What you will do: Print each of the records below word for word, keeping every line as it is.

Given records:
⁂
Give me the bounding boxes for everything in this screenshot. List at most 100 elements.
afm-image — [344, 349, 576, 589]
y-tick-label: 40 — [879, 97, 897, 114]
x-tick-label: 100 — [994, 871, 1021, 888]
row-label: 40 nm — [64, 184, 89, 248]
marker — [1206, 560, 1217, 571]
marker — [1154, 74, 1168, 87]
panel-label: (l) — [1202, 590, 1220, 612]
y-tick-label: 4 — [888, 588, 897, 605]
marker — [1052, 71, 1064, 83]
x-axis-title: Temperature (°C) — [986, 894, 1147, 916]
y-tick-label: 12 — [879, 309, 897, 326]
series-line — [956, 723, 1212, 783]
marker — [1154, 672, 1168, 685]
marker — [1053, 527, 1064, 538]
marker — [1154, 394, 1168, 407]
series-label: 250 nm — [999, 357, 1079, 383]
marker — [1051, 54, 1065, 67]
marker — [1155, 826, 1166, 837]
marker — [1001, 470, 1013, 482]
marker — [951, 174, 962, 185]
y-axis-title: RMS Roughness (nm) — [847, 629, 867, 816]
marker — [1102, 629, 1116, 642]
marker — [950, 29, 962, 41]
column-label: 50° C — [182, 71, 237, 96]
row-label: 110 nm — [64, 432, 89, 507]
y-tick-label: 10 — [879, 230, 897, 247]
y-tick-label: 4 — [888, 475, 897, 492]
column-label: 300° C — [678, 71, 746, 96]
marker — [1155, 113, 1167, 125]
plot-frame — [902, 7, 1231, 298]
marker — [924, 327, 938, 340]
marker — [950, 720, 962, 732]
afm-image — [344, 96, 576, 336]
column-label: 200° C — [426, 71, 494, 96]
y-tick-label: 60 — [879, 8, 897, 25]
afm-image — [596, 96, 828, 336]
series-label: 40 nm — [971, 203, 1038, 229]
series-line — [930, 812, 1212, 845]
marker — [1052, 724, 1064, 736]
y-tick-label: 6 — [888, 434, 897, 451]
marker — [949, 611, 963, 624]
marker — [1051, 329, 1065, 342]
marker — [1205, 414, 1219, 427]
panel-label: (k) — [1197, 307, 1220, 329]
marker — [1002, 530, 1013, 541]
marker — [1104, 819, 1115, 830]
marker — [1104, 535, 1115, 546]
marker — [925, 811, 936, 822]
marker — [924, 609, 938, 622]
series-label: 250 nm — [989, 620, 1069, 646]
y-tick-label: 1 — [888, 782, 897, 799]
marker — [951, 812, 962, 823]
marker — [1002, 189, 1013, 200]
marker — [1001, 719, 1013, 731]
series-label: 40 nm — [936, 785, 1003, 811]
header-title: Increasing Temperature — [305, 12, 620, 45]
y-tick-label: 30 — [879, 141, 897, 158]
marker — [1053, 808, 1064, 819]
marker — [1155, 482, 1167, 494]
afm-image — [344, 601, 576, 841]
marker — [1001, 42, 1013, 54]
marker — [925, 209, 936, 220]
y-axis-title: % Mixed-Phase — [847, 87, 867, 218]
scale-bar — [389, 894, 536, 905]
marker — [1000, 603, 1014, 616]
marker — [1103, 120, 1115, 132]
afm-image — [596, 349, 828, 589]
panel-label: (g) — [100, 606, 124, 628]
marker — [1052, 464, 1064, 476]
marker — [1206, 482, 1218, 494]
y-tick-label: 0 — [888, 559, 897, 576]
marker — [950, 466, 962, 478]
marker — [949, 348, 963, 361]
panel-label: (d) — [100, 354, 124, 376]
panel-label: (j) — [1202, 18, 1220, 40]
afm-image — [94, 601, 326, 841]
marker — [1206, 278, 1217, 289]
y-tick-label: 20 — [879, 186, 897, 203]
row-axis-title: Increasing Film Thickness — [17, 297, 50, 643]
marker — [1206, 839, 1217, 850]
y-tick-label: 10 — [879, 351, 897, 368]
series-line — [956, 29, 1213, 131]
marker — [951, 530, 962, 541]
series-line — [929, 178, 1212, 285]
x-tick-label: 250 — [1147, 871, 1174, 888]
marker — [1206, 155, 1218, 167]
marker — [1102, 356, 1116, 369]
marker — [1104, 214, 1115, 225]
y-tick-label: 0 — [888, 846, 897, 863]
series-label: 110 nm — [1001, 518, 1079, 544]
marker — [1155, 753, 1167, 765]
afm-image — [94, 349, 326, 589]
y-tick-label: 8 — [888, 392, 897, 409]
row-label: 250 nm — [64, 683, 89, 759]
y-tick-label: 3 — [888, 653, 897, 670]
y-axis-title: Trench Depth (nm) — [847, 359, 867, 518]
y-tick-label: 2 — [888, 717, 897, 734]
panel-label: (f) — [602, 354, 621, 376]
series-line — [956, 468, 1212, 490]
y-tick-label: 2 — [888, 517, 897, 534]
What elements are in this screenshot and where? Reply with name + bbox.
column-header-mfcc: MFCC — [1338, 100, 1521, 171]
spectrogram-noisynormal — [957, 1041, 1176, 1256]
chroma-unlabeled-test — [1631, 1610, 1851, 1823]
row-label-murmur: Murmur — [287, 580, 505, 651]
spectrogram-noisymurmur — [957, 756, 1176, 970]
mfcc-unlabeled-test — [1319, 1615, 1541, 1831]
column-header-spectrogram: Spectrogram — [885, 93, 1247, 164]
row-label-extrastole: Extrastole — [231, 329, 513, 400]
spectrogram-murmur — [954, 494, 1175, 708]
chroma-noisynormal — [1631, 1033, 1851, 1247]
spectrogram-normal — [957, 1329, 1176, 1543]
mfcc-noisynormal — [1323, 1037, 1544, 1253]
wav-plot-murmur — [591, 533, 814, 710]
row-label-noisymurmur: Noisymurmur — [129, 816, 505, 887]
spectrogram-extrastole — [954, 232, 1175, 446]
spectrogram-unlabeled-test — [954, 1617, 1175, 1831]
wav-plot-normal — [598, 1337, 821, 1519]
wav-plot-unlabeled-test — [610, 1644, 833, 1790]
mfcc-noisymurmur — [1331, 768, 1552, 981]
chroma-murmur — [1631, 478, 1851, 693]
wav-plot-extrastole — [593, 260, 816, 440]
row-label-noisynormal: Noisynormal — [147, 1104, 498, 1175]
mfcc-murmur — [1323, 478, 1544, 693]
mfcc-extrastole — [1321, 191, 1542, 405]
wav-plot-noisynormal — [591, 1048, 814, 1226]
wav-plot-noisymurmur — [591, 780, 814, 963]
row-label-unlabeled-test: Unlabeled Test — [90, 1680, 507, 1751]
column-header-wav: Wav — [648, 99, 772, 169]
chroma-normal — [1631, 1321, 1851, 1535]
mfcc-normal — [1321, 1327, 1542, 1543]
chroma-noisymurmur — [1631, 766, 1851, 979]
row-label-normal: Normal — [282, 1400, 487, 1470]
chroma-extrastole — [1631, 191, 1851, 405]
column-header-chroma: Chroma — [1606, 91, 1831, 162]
⁂
Problem solution:
Give me the bounding boxes for everything in this screenshot. List at most 100 elements.
afm-image — [344, 349, 576, 589]
y-tick-label: 40 — [879, 97, 897, 114]
x-tick-label: 100 — [994, 871, 1021, 888]
row-label: 40 nm — [64, 184, 89, 248]
marker — [1206, 560, 1217, 571]
marker — [1154, 74, 1168, 87]
panel-label: (l) — [1202, 590, 1220, 612]
y-tick-label: 4 — [888, 588, 897, 605]
marker — [1052, 71, 1064, 83]
x-axis-title: Temperature (°C) — [986, 894, 1147, 916]
y-tick-label: 12 — [879, 309, 897, 326]
series-line — [956, 723, 1212, 783]
marker — [1154, 672, 1168, 685]
marker — [1053, 527, 1064, 538]
marker — [1154, 394, 1168, 407]
series-label: 250 nm — [999, 357, 1079, 383]
marker — [1051, 54, 1065, 67]
marker — [1155, 826, 1166, 837]
marker — [1001, 470, 1013, 482]
marker — [951, 174, 962, 185]
y-axis-title: RMS Roughness (nm) — [847, 629, 867, 816]
marker — [1102, 629, 1116, 642]
marker — [950, 29, 962, 41]
column-label: 50° C — [182, 71, 237, 96]
row-label: 110 nm — [64, 432, 89, 507]
y-tick-label: 10 — [879, 230, 897, 247]
y-tick-label: 4 — [888, 475, 897, 492]
column-label: 300° C — [678, 71, 746, 96]
marker — [1155, 113, 1167, 125]
plot-frame — [902, 7, 1231, 298]
marker — [924, 327, 938, 340]
marker — [950, 720, 962, 732]
afm-image — [344, 96, 576, 336]
column-label: 200° C — [426, 71, 494, 96]
y-tick-label: 60 — [879, 8, 897, 25]
afm-image — [596, 96, 828, 336]
series-label: 40 nm — [971, 203, 1038, 229]
series-line — [930, 812, 1212, 845]
marker — [1052, 724, 1064, 736]
y-tick-label: 6 — [888, 434, 897, 451]
marker — [949, 611, 963, 624]
marker — [1051, 329, 1065, 342]
marker — [1205, 414, 1219, 427]
panel-label: (k) — [1197, 307, 1220, 329]
marker — [1002, 530, 1013, 541]
marker — [1104, 819, 1115, 830]
marker — [1104, 535, 1115, 546]
marker — [925, 811, 936, 822]
marker — [924, 609, 938, 622]
series-label: 250 nm — [989, 620, 1069, 646]
y-tick-label: 1 — [888, 782, 897, 799]
marker — [951, 812, 962, 823]
marker — [1002, 189, 1013, 200]
marker — [1001, 719, 1013, 731]
series-label: 40 nm — [936, 785, 1003, 811]
header-title: Increasing Temperature — [305, 12, 620, 45]
y-tick-label: 30 — [879, 141, 897, 158]
marker — [1053, 808, 1064, 819]
marker — [1155, 482, 1167, 494]
afm-image — [344, 601, 576, 841]
marker — [1001, 42, 1013, 54]
marker — [925, 209, 936, 220]
y-axis-title: % Mixed-Phase — [847, 87, 867, 218]
scale-bar — [389, 894, 536, 905]
marker — [1000, 603, 1014, 616]
marker — [1103, 120, 1115, 132]
afm-image — [596, 349, 828, 589]
panel-label: (g) — [100, 606, 124, 628]
marker — [1052, 464, 1064, 476]
marker — [1206, 482, 1218, 494]
y-tick-label: 0 — [888, 559, 897, 576]
marker — [950, 466, 962, 478]
marker — [949, 348, 963, 361]
panel-label: (d) — [100, 354, 124, 376]
panel-label: (j) — [1202, 18, 1220, 40]
afm-image — [94, 601, 326, 841]
marker — [1206, 278, 1217, 289]
y-tick-label: 20 — [879, 186, 897, 203]
row-axis-title: Increasing Film Thickness — [17, 297, 50, 643]
marker — [1206, 839, 1217, 850]
y-tick-label: 10 — [879, 351, 897, 368]
series-line — [956, 29, 1213, 131]
marker — [951, 530, 962, 541]
series-line — [929, 178, 1212, 285]
x-tick-label: 250 — [1147, 871, 1174, 888]
marker — [1206, 155, 1218, 167]
marker — [1102, 356, 1116, 369]
marker — [1104, 214, 1115, 225]
y-tick-label: 0 — [888, 846, 897, 863]
series-label: 110 nm — [1001, 518, 1079, 544]
marker — [1155, 753, 1167, 765]
afm-image — [94, 349, 326, 589]
y-tick-label: 8 — [888, 392, 897, 409]
row-label: 250 nm — [64, 683, 89, 759]
y-tick-label: 3 — [888, 653, 897, 670]
y-axis-title: Trench Depth (nm) — [847, 359, 867, 518]
y-tick-label: 2 — [888, 717, 897, 734]
panel-label: (f) — [602, 354, 621, 376]
series-line — [956, 468, 1212, 490]
y-tick-label: 2 — [888, 517, 897, 534]
What elements are in this screenshot and where? Reply with name + bbox.
column-header-mfcc: MFCC — [1338, 100, 1521, 171]
spectrogram-noisynormal — [957, 1041, 1176, 1256]
chroma-unlabeled-test — [1631, 1610, 1851, 1823]
row-label-murmur: Murmur — [287, 580, 505, 651]
spectrogram-noisymurmur — [957, 756, 1176, 970]
mfcc-unlabeled-test — [1319, 1615, 1541, 1831]
column-header-spectrogram: Spectrogram — [885, 93, 1247, 164]
row-label-extrastole: Extrastole — [231, 329, 513, 400]
spectrogram-murmur — [954, 494, 1175, 708]
chroma-noisynormal — [1631, 1033, 1851, 1247]
spectrogram-normal — [957, 1329, 1176, 1543]
mfcc-noisynormal — [1323, 1037, 1544, 1253]
wav-plot-murmur — [591, 533, 814, 710]
row-label-noisymurmur: Noisymurmur — [129, 816, 505, 887]
spectrogram-extrastole — [954, 232, 1175, 446]
spectrogram-unlabeled-test — [954, 1617, 1175, 1831]
wav-plot-normal — [598, 1337, 821, 1519]
wav-plot-unlabeled-test — [610, 1644, 833, 1790]
mfcc-noisymurmur — [1331, 768, 1552, 981]
chroma-murmur — [1631, 478, 1851, 693]
wav-plot-extrastole — [593, 260, 816, 440]
row-label-noisynormal: Noisynormal — [147, 1104, 498, 1175]
mfcc-murmur — [1323, 478, 1544, 693]
mfcc-extrastole — [1321, 191, 1542, 405]
wav-plot-noisynormal — [591, 1048, 814, 1226]
wav-plot-noisymurmur — [591, 780, 814, 963]
row-label-unlabeled-test: Unlabeled Test — [90, 1680, 507, 1751]
column-header-wav: Wav — [648, 99, 772, 169]
chroma-normal — [1631, 1321, 1851, 1535]
mfcc-normal — [1321, 1327, 1542, 1543]
chroma-noisymurmur — [1631, 766, 1851, 979]
row-label-normal: Normal — [282, 1400, 487, 1470]
chroma-extrastole — [1631, 191, 1851, 405]
column-header-chroma: Chroma — [1606, 91, 1831, 162]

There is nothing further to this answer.